>> Start EXTRACTED ENTRIES
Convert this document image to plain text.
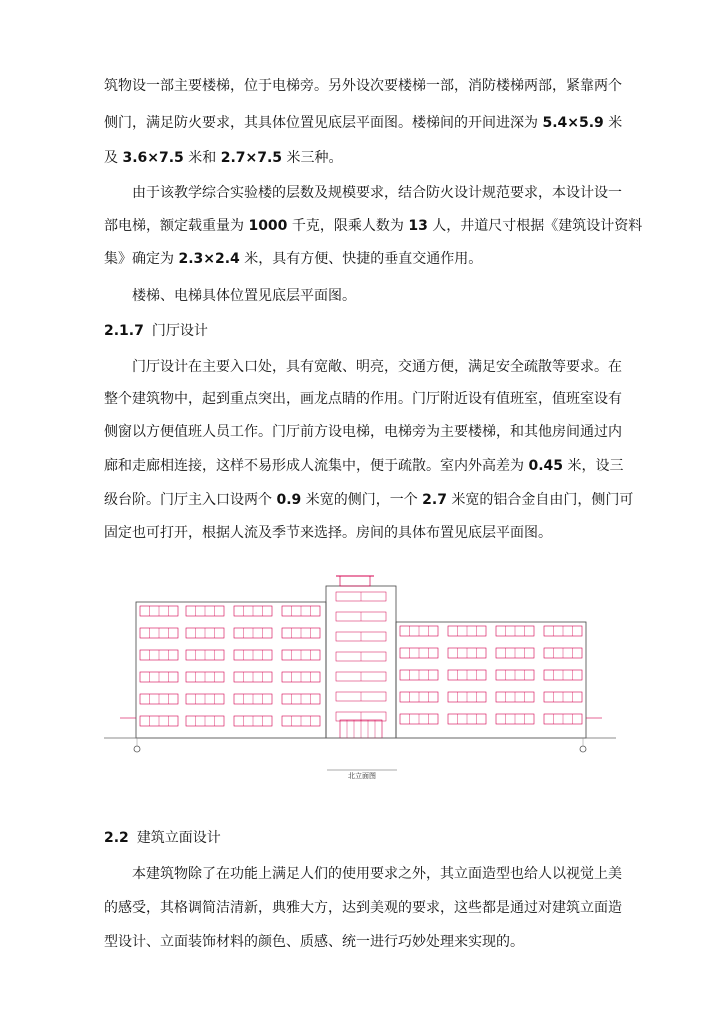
筑物设一部主要楼梯，位于电梯旁。另外设次要楼梯一部，消防楼梯两部，紧靠两个
侧门，满足防火要求，其具体位置见底层平面图。楼梯间的开间进深为 5.4×5.9 米
及 3.6×7.5 米和 2.7×7.5 米三种。
由于该教学综合实验楼的层数及规模要求，结合防火设计规范要求，本设计设一
部电梯，额定载重量为 1000 千克，限乘人数为 13 人，井道尺寸根据《建筑设计资料
集》确定为 2.3×2.4 米，具有方便、快捷的垂直交通作用。
楼梯、电梯具体位置见底层平面图。
2.1.7 门厅设计
门厅设计在主要入口处，具有宽敞、明亮，交通方便，满足安全疏散等要求。在
整个建筑物中，起到重点突出，画龙点睛的作用。门厅附近设有值班室，值班室设有
侧窗以方便值班人员工作。门厅前方设电梯，电梯旁为主要楼梯，和其他房间通过内
廊和走廊相连接，这样不易形成人流集中，便于疏散。室内外高差为 0.45 米，设三
级台阶。门厅主入口设两个 0.9 米宽的侧门，一个 2.7 米宽的铝合金自由门，侧门可
固定也可打开，根据人流及季节来选择。房间的具体布置见底层平面图。
北立面图
2.2 建筑立面设计
本建筑物除了在功能上满足人们的使用要求之外，其立面造型也给人以视觉上美
的感受，其格调简洁清新，典雅大方，达到美观的要求，这些都是通过对建筑立面造
型设计、立面装饰材料的颜色、质感、统一进行巧妙处理来实现的。
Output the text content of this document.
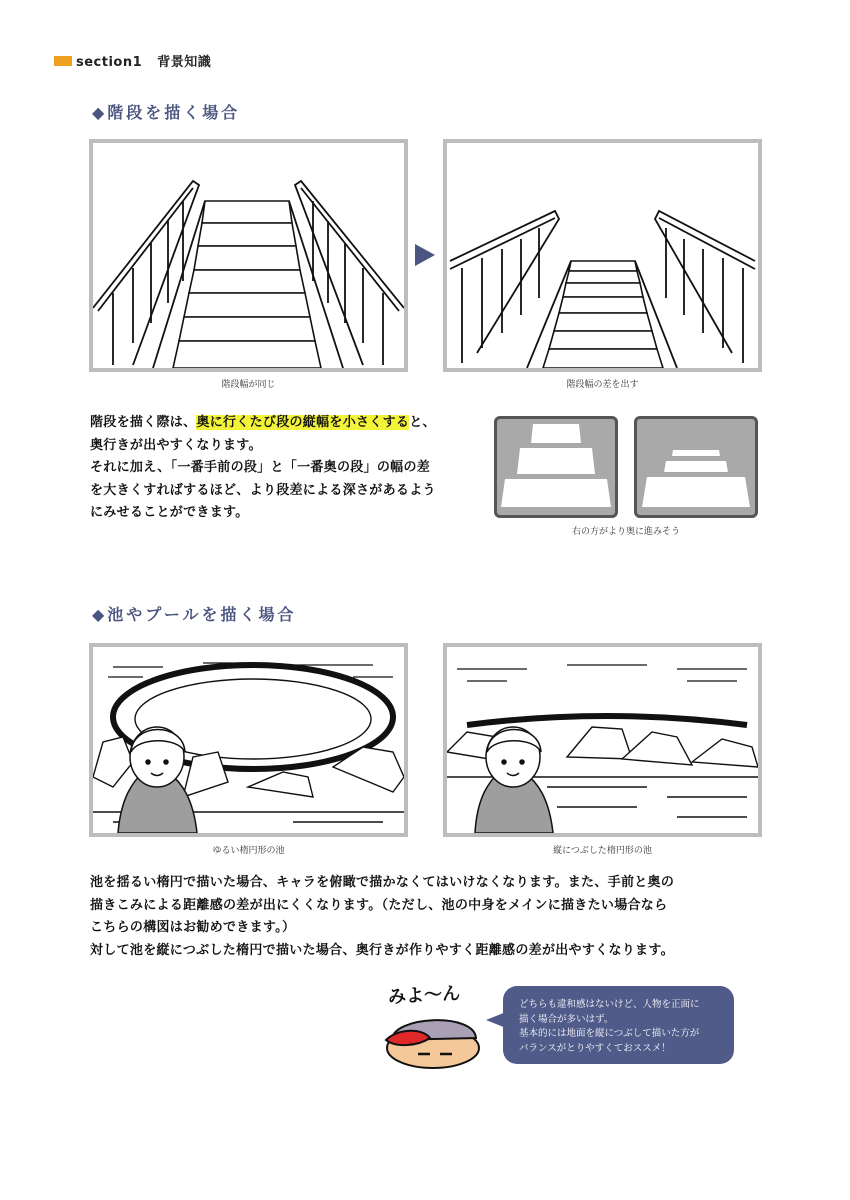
section1 背景知識
◆階段を描く場合
階段幅が同じ	階段幅の差を出す
階段を描く際は、奥に行くたび段の縦幅を小さくすると、
奥行きが出やすくなります。
それに加え、「一番手前の段」と「一番奥の段」の幅の差
を大きくすればするほど、より段差による深さがあるよう
にみせることができます。
右の方がより奥に進みそう
◆池やプールを描く場合
ゆるい楕円形の池	縦につぶした楕円形の池
池を揺るい楕円で描いた場合、キャラを俯瞰で描かなくてはいけなくなります。また、手前と奥の
描きこみによる距離感の差が出にくくなります。（ただし、池の中身をメインに描きたい場合なら
こちらの構図はお勧めできます。）
対して池を縦につぶした楕円で描いた場合、奥行きが作りやすく距離感の差が出やすくなります。
みよ〜ん	どちらも違和感はないけど、人物を正面に
描く場合が多いはず。
基本的には地面を縦につぶして描いた方が
バランスがとりやすくておススメ！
>> End EXTRACTED ENTRIES
WHAT IS REQUIRED: Take every line above carrying "document" and return it.

WORKED ANSWER:
Convert this document image to plain text.
Output the text content of this document.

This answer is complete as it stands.